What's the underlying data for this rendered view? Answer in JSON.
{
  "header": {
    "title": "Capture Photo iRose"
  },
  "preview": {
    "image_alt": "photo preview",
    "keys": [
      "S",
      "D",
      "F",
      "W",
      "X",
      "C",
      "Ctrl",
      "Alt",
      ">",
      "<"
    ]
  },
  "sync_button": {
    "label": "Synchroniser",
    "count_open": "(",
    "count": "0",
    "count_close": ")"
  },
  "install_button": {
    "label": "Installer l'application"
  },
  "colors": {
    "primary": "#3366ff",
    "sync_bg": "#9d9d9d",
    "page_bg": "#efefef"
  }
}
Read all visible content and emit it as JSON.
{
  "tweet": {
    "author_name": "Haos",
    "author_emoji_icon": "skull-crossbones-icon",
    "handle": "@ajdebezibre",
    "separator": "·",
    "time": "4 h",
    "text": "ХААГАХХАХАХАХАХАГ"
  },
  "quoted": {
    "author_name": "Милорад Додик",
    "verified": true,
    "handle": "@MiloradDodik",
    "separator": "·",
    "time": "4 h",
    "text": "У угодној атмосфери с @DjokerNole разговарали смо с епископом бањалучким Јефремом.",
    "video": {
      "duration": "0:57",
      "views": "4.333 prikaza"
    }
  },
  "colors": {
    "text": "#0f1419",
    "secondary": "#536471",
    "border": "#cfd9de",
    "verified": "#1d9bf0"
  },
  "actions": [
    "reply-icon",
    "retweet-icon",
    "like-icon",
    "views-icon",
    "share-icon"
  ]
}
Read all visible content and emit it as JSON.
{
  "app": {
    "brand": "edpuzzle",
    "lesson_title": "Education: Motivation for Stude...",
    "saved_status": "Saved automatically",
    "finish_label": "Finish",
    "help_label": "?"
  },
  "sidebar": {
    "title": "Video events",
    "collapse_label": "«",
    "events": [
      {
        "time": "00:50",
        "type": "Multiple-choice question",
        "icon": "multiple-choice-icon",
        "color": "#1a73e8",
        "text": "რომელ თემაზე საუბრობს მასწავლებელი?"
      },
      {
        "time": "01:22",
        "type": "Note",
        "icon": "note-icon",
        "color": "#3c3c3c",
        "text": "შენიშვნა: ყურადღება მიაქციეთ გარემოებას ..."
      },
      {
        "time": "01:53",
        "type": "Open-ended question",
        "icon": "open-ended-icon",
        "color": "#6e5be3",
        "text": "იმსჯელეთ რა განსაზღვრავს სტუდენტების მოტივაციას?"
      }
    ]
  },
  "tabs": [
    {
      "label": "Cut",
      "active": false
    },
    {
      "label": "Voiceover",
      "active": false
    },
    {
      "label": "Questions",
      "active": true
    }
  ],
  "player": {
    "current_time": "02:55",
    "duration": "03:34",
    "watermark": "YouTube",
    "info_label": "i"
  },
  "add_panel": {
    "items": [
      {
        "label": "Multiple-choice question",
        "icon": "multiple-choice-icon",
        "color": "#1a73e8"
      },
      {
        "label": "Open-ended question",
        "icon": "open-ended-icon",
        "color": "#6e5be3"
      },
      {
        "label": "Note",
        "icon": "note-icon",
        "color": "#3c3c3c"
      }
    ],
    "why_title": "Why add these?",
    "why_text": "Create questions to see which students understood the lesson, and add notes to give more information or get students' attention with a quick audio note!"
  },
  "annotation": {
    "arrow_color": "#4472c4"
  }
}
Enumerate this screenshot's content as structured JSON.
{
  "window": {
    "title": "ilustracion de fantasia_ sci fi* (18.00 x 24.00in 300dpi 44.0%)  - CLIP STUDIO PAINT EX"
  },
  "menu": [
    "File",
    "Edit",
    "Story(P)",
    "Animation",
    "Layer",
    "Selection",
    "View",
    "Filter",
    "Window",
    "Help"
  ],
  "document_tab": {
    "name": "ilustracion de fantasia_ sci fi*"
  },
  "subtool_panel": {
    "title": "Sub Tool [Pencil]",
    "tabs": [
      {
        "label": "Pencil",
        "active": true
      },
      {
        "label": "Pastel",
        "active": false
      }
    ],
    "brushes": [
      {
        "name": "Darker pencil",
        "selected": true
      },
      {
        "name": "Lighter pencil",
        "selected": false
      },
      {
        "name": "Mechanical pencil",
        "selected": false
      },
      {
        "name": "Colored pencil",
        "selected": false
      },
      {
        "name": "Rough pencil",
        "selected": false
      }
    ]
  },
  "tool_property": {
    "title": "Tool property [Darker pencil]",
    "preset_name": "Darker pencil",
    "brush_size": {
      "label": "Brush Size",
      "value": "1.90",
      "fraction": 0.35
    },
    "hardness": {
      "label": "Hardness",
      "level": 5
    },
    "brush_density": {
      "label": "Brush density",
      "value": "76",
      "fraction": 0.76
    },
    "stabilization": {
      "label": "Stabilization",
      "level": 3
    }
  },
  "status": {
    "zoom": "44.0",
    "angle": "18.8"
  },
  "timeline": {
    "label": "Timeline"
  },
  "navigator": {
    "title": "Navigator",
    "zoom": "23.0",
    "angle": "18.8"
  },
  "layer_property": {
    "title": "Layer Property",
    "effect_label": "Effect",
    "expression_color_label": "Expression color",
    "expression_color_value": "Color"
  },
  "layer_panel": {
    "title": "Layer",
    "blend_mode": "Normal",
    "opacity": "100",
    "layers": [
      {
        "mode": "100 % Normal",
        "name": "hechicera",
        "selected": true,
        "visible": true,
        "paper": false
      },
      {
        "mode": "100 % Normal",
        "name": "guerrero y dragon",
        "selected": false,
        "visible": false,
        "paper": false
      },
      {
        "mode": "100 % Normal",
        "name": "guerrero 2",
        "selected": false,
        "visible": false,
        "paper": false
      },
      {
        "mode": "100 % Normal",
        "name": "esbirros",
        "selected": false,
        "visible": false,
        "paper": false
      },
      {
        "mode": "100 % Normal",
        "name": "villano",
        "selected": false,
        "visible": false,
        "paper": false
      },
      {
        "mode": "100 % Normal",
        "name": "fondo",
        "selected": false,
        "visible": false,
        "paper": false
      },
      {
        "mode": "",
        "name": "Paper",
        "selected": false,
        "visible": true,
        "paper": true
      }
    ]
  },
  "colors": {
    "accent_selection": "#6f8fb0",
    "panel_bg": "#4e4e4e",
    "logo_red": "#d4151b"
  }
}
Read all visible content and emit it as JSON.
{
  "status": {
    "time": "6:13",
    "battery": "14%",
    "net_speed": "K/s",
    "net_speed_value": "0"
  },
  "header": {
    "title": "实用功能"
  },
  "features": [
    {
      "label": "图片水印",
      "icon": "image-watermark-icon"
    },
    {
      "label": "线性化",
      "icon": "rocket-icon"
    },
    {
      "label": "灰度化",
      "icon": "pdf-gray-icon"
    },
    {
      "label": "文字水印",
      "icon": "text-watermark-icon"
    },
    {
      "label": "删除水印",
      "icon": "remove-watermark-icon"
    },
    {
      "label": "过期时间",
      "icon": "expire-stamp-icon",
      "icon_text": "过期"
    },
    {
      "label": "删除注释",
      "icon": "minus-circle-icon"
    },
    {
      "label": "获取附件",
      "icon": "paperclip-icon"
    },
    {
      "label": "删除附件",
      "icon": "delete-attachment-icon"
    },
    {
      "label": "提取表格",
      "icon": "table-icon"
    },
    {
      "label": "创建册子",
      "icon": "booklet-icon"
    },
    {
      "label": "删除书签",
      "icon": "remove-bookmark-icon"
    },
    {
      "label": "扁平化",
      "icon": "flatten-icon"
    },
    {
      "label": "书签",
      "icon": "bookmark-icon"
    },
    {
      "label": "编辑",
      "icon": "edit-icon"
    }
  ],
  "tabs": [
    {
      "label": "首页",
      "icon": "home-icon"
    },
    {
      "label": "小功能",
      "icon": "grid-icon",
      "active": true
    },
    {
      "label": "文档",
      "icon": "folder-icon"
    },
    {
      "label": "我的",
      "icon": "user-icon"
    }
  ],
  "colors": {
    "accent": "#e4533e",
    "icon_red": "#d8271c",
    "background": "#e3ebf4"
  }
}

• _AIM_
Identify the lines above that contain the word "remove", then copy them.

• _EXERCISE RESULT_
      "icon": "remove-watermark-icon"
      "icon": "remove-bookmark-icon"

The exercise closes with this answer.